→ **Saved entries**
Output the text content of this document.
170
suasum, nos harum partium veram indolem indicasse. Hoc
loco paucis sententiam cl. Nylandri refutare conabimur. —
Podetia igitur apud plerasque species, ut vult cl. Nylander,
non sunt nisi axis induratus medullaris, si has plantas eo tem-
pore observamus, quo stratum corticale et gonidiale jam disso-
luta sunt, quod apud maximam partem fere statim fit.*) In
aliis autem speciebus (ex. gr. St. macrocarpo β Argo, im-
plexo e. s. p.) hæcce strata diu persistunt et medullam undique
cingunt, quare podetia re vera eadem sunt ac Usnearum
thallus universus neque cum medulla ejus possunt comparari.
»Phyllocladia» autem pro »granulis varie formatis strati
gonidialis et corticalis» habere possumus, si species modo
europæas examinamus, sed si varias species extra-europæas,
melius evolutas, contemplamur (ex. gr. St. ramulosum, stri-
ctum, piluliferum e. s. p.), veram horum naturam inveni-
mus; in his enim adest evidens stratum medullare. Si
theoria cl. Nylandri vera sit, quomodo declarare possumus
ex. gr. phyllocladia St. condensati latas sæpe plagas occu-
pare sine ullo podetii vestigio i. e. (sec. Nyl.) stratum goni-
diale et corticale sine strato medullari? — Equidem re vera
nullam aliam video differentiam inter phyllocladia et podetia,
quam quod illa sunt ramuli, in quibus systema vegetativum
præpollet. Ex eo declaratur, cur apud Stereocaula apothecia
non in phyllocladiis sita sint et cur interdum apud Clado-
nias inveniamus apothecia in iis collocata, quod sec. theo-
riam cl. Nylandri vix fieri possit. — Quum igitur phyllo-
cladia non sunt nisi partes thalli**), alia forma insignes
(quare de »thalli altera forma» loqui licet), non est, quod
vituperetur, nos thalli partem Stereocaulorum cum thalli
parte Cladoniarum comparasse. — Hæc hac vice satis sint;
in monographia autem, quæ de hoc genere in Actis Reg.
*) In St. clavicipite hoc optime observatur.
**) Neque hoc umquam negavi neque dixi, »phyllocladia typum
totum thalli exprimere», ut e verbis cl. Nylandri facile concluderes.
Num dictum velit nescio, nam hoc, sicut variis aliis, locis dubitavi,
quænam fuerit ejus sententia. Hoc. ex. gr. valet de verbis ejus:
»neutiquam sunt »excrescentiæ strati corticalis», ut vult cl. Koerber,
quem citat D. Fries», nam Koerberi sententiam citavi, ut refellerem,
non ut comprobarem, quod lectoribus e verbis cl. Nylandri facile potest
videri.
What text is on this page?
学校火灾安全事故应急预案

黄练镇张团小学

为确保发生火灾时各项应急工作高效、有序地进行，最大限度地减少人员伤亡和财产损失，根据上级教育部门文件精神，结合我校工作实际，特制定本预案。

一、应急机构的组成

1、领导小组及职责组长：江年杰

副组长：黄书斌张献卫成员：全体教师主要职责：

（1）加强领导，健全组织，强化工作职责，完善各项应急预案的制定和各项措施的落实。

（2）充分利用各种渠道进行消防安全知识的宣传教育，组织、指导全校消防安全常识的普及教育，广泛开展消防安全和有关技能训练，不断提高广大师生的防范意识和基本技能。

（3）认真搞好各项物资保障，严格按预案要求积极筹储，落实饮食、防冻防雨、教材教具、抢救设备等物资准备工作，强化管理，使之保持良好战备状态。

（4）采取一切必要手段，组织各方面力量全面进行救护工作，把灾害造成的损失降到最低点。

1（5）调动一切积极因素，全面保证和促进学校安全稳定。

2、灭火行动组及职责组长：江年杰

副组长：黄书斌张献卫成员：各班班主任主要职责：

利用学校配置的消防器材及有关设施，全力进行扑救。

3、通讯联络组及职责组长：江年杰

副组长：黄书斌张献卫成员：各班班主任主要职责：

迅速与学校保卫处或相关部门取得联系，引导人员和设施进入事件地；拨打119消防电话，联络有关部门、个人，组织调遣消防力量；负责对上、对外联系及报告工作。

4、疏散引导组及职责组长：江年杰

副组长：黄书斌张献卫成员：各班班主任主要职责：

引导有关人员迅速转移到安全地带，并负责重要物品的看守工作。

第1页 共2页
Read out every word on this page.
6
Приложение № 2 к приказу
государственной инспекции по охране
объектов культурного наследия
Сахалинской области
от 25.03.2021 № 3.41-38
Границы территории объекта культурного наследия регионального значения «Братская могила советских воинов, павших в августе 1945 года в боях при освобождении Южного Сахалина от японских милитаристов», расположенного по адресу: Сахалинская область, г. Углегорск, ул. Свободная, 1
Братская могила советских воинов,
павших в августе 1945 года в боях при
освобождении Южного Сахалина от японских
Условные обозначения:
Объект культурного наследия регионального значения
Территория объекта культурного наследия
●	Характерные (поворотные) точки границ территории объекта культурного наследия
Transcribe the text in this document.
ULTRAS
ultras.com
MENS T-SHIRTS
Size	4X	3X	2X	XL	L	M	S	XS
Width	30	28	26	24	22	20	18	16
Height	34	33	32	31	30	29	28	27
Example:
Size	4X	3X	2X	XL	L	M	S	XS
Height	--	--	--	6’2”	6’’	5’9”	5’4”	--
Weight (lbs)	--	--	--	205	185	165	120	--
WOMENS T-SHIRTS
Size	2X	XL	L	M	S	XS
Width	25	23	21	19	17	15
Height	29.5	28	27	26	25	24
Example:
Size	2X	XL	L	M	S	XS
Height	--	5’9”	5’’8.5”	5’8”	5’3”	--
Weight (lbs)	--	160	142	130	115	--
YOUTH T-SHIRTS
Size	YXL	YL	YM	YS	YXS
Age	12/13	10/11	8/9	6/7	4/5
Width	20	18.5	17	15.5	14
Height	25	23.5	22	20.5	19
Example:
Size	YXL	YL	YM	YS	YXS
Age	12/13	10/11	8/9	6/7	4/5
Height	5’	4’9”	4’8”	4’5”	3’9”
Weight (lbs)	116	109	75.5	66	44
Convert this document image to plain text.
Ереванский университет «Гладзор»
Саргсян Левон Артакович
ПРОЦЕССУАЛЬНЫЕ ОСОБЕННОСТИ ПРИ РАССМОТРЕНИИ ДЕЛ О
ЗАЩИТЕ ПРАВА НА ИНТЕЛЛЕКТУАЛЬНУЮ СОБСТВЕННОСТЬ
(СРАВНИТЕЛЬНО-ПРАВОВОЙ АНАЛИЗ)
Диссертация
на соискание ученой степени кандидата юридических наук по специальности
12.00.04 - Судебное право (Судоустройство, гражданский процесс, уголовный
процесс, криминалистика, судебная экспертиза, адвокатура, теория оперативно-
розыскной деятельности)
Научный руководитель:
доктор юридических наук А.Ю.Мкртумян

→ **Job**
Transcribe every line of the data, exactly as it stands.

→ **Exercise response**
Output the text content of this document.
170
suasum, nos harum partium veram indolem indicasse. Hoc
loco paucis sententiam cl. Nylandri refutare conabimur. —
Podetia igitur apud plerasque species, ut vult cl. Nylander,
non sunt nisi axis induratus medullaris, si has plantas eo tem-
pore observamus, quo stratum corticale et gonidiale jam disso-
luta sunt, quod apud maximam partem fere statim fit.*) In
aliis autem speciebus (ex. gr. St. macrocarpo β Argo, im-
plexo e. s. p.) hæcce strata diu persistunt et medullam undique
cingunt, quare podetia re vera eadem sunt ac Usnearum
thallus universus neque cum medulla ejus possunt comparari.
»Phyllocladia» autem pro »granulis varie formatis strati
gonidialis et corticalis» habere possumus, si species modo
europæas examinamus, sed si varias species extra-europæas,
melius evolutas, contemplamur (ex. gr. St. ramulosum, stri-
ctum, piluliferum e. s. p.), veram horum naturam inveni-
mus; in his enim adest evidens stratum medullare. Si
theoria cl. Nylandri vera sit, quomodo declarare possumus
ex. gr. phyllocladia St. condensati latas sæpe plagas occu-
pare sine ullo podetii vestigio i. e. (sec. Nyl.) stratum goni-
diale et corticale sine strato medullari? — Equidem re vera
nullam aliam video differentiam inter phyllocladia et podetia,
quam quod illa sunt ramuli, in quibus systema vegetativum
præpollet. Ex eo declaratur, cur apud Stereocaula apothecia
non in phyllocladiis sita sint et cur interdum apud Clado-
nias inveniamus apothecia in iis collocata, quod sec. theo-
riam cl. Nylandri vix fieri possit. — Quum igitur phyllo-
cladia non sunt nisi partes thalli**), alia forma insignes
(quare de »thalli altera forma» loqui licet), non est, quod
vituperetur, nos thalli partem Stereocaulorum cum thalli
parte Cladoniarum comparasse. — Hæc hac vice satis sint;
in monographia autem, quæ de hoc genere in Actis Reg.
*) In St. clavicipite hoc optime observatur.
**) Neque hoc umquam negavi neque dixi, »phyllocladia typum
totum thalli exprimere», ut e verbis cl. Nylandri facile concluderes.
Num dictum velit nescio, nam hoc, sicut variis aliis, locis dubitavi,
quænam fuerit ejus sententia. Hoc. ex. gr. valet de verbis ejus:
»neutiquam sunt »excrescentiæ strati corticalis», ut vult cl. Koerber,
quem citat D. Fries», nam Koerberi sententiam citavi, ut refellerem,
non ut comprobarem, quod lectoribus e verbis cl. Nylandri facile potest
videri.
What text is on this page?
学校火灾安全事故应急预案

黄练镇张团小学

为确保发生火灾时各项应急工作高效、有序地进行，最大限度地减少人员伤亡和财产损失，根据上级教育部门文件精神，结合我校工作实际，特制定本预案。

一、应急机构的组成

1、领导小组及职责组长：江年杰

副组长：黄书斌张献卫成员：全体教师主要职责：

（1）加强领导，健全组织，强化工作职责，完善各项应急预案的制定和各项措施的落实。

（2）充分利用各种渠道进行消防安全知识的宣传教育，组织、指导全校消防安全常识的普及教育，广泛开展消防安全和有关技能训练，不断提高广大师生的防范意识和基本技能。

（3）认真搞好各项物资保障，严格按预案要求积极筹储，落实饮食、防冻防雨、教材教具、抢救设备等物资准备工作，强化管理，使之保持良好战备状态。

（4）采取一切必要手段，组织各方面力量全面进行救护工作，把灾害造成的损失降到最低点。

1（5）调动一切积极因素，全面保证和促进学校安全稳定。

2、灭火行动组及职责组长：江年杰

副组长：黄书斌张献卫成员：各班班主任主要职责：

利用学校配置的消防器材及有关设施，全力进行扑救。

3、通讯联络组及职责组长：江年杰

副组长：黄书斌张献卫成员：各班班主任主要职责：

迅速与学校保卫处或相关部门取得联系，引导人员和设施进入事件地；拨打119消防电话，联络有关部门、个人，组织调遣消防力量；负责对上、对外联系及报告工作。

4、疏散引导组及职责组长：江年杰

副组长：黄书斌张献卫成员：各班班主任主要职责：

引导有关人员迅速转移到安全地带，并负责重要物品的看守工作。

第1页 共2页
Read out every word on this page.
6
Приложение № 2 к приказу
государственной инспекции по охране
объектов культурного наследия
Сахалинской области
от 25.03.2021 № 3.41-38
Границы территории объекта культурного наследия регионального значения «Братская могила советских воинов, павших в августе 1945 года в боях при освобождении Южного Сахалина от японских милитаристов», расположенного по адресу: Сахалинская область, г. Углегорск, ул. Свободная, 1
Братская могила советских воинов,
павших в августе 1945 года в боях при
освобождении Южного Сахалина от японских
Условные обозначения:
Объект культурного наследия регионального значения
Территория объекта культурного наследия
●	Характерные (поворотные) точки границ территории объекта культурного наследия
Transcribe the text in this document.
ULTRAS
ultras.com
MENS T-SHIRTS
Size	4X	3X	2X	XL	L	M	S	XS
Width	30	28	26	24	22	20	18	16
Height	34	33	32	31	30	29	28	27
Example:
Size	4X	3X	2X	XL	L	M	S	XS
Height	--	--	--	6’2”	6’’	5’9”	5’4”	--
Weight (lbs)	--	--	--	205	185	165	120	--
WOMENS T-SHIRTS
Size	2X	XL	L	M	S	XS
Width	25	23	21	19	17	15
Height	29.5	28	27	26	25	24
Example:
Size	2X	XL	L	M	S	XS
Height	--	5’9”	5’’8.5”	5’8”	5’3”	--
Weight (lbs)	--	160	142	130	115	--
YOUTH T-SHIRTS
Size	YXL	YL	YM	YS	YXS
Age	12/13	10/11	8/9	6/7	4/5
Width	20	18.5	17	15.5	14
Height	25	23.5	22	20.5	19
Example:
Size	YXL	YL	YM	YS	YXS
Age	12/13	10/11	8/9	6/7	4/5
Height	5’	4’9”	4’8”	4’5”	3’9”
Weight (lbs)	116	109	75.5	66	44
Convert this document image to plain text.
Ереванский университет «Гладзор»
Саргсян Левон Артакович
ПРОЦЕССУАЛЬНЫЕ ОСОБЕННОСТИ ПРИ РАССМОТРЕНИИ ДЕЛ О
ЗАЩИТЕ ПРАВА НА ИНТЕЛЛЕКТУАЛЬНУЮ СОБСТВЕННОСТЬ
(СРАВНИТЕЛЬНО-ПРАВОВОЙ АНАЛИЗ)
Диссертация
на соискание ученой степени кандидата юридических наук по специальности
12.00.04 - Судебное право (Судоустройство, гражданский процесс, уголовный
процесс, криминалистика, судебная экспертиза, адвокатура, теория оперативно-
розыскной деятельности)
Научный руководитель:
доктор юридических наук А.Ю.Мкртумян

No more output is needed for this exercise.